Requirements => Report the number of lines where the string "with" occurs, and write nothing else.

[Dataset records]
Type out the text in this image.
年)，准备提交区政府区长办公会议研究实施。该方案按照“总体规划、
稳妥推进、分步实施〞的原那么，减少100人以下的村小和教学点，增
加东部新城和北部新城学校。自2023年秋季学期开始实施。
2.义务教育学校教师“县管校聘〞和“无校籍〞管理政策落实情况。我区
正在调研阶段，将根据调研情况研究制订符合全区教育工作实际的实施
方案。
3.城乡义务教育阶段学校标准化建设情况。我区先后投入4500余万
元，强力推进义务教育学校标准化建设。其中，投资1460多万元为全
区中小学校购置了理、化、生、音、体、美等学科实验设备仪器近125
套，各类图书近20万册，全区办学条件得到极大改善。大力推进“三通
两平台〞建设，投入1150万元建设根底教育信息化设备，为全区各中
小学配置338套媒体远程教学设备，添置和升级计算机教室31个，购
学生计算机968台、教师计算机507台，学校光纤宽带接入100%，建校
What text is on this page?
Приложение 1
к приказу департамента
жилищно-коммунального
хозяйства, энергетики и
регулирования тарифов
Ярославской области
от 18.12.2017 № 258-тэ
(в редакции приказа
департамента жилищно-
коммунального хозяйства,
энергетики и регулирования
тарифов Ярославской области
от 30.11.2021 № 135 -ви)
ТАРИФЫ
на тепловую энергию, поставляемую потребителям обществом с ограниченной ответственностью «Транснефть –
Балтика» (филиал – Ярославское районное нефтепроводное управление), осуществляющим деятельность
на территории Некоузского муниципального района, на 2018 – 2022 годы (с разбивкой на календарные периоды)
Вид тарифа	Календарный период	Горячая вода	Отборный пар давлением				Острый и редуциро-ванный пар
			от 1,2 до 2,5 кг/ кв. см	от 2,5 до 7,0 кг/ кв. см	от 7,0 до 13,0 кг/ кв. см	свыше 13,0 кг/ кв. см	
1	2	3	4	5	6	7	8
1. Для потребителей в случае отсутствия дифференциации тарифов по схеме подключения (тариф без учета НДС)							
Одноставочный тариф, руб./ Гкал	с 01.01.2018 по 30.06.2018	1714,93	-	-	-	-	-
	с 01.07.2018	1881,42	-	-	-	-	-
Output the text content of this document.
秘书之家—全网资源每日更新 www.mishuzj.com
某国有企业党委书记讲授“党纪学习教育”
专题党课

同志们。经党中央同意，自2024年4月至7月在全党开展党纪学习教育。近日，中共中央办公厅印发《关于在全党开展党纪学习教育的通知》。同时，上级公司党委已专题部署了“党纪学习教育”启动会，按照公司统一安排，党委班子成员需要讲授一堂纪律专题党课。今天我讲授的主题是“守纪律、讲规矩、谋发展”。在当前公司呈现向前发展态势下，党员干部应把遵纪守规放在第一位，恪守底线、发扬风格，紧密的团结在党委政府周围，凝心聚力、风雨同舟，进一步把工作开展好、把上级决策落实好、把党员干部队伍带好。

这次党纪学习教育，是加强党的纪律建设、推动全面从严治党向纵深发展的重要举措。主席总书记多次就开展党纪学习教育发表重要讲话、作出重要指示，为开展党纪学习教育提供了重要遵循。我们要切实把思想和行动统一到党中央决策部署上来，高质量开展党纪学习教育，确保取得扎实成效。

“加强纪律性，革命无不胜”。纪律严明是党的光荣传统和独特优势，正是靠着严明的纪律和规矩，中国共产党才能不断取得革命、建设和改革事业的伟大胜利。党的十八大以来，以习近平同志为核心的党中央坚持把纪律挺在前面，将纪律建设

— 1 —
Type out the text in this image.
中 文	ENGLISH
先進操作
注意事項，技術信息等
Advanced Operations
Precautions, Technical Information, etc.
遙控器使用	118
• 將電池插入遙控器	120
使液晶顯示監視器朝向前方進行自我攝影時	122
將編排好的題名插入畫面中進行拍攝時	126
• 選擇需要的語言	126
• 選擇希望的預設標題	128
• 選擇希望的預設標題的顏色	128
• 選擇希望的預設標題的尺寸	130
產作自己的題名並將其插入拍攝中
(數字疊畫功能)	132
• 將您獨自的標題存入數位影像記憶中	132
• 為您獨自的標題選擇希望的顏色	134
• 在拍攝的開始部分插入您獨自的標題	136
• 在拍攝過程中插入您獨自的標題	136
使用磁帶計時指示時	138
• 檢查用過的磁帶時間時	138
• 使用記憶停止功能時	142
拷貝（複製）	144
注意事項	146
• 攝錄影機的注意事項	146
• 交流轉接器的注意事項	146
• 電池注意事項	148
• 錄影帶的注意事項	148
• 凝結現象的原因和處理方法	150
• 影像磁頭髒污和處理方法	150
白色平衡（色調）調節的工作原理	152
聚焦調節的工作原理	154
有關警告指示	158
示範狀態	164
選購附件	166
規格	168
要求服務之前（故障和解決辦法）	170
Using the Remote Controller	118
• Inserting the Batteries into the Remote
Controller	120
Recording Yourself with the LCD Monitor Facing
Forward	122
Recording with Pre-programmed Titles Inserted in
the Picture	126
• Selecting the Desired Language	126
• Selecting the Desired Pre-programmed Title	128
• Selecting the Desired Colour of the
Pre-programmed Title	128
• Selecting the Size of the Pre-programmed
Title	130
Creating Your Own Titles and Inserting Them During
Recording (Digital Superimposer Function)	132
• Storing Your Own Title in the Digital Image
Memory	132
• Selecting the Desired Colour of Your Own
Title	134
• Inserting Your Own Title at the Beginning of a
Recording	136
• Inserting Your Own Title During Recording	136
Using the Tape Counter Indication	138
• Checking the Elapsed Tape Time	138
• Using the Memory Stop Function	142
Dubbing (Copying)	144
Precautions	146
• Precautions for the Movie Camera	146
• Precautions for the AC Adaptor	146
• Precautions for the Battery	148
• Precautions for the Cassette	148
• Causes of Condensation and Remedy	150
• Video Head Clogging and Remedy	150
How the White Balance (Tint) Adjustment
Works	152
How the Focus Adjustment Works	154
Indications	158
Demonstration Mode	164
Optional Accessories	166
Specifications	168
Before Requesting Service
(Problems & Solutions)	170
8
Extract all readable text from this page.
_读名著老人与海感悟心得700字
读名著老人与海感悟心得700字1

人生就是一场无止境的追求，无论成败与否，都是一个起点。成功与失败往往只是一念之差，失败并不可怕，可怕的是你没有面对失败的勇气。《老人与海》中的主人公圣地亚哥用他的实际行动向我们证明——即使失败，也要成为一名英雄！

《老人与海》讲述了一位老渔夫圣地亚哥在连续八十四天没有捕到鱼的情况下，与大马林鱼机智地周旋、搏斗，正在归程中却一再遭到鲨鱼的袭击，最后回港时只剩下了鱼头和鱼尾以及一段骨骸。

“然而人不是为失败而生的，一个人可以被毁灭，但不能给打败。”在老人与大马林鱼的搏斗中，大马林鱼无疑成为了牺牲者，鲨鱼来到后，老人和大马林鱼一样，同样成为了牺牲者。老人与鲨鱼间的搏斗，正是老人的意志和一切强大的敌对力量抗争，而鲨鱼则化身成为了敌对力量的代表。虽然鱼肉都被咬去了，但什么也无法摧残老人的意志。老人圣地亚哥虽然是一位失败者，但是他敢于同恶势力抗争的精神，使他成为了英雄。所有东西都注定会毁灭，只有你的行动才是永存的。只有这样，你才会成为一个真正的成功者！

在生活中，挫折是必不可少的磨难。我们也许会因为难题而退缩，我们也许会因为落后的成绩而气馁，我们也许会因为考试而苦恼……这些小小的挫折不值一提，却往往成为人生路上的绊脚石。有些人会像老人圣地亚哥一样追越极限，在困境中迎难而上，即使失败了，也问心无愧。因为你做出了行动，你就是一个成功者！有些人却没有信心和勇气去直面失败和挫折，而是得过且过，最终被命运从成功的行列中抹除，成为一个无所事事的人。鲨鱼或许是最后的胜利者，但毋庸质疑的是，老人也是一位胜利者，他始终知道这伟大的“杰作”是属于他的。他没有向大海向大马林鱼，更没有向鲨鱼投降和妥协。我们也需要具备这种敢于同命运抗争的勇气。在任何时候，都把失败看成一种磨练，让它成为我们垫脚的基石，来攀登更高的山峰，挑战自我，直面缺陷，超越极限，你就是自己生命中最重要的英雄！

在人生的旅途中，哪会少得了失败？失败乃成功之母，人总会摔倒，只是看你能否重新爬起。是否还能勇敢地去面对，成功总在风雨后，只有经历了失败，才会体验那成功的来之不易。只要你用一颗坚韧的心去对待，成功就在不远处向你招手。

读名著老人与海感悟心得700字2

Problem solution => 2